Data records
-*-
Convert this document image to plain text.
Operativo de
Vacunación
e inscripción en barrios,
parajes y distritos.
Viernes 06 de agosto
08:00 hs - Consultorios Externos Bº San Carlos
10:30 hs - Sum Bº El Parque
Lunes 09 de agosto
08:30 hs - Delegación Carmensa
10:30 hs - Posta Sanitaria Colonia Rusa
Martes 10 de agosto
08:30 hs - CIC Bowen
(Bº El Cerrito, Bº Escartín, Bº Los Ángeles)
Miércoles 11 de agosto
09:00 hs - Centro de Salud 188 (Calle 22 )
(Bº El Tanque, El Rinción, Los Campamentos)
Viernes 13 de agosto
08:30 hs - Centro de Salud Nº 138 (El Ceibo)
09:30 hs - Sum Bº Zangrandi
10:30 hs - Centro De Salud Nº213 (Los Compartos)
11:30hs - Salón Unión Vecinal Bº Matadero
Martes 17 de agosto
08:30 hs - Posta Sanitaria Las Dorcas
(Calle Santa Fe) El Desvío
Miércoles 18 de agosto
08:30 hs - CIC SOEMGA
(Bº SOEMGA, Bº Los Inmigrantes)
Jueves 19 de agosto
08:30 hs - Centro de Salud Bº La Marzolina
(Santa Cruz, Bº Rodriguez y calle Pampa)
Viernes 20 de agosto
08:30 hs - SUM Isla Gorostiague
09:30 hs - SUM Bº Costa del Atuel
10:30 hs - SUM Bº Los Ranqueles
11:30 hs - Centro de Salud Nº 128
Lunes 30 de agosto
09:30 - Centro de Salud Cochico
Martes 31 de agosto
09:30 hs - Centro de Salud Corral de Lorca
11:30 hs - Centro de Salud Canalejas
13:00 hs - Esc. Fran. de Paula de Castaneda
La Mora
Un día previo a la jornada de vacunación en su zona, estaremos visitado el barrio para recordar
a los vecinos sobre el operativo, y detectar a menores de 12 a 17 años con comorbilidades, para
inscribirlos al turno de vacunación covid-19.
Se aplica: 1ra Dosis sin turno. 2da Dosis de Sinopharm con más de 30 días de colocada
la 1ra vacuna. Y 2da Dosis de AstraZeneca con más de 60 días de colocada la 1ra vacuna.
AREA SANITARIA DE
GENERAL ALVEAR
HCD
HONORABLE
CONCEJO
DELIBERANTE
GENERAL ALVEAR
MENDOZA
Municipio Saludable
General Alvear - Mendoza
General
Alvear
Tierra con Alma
-*-
TASK BRIEF:
Read the entries and show each line that mentions "Santa".

RESPONSE TO THE TASK:
(Calle Santa Fe) El Desvío
(Santa Cruz, Bº Rodriguez y calle Pampa)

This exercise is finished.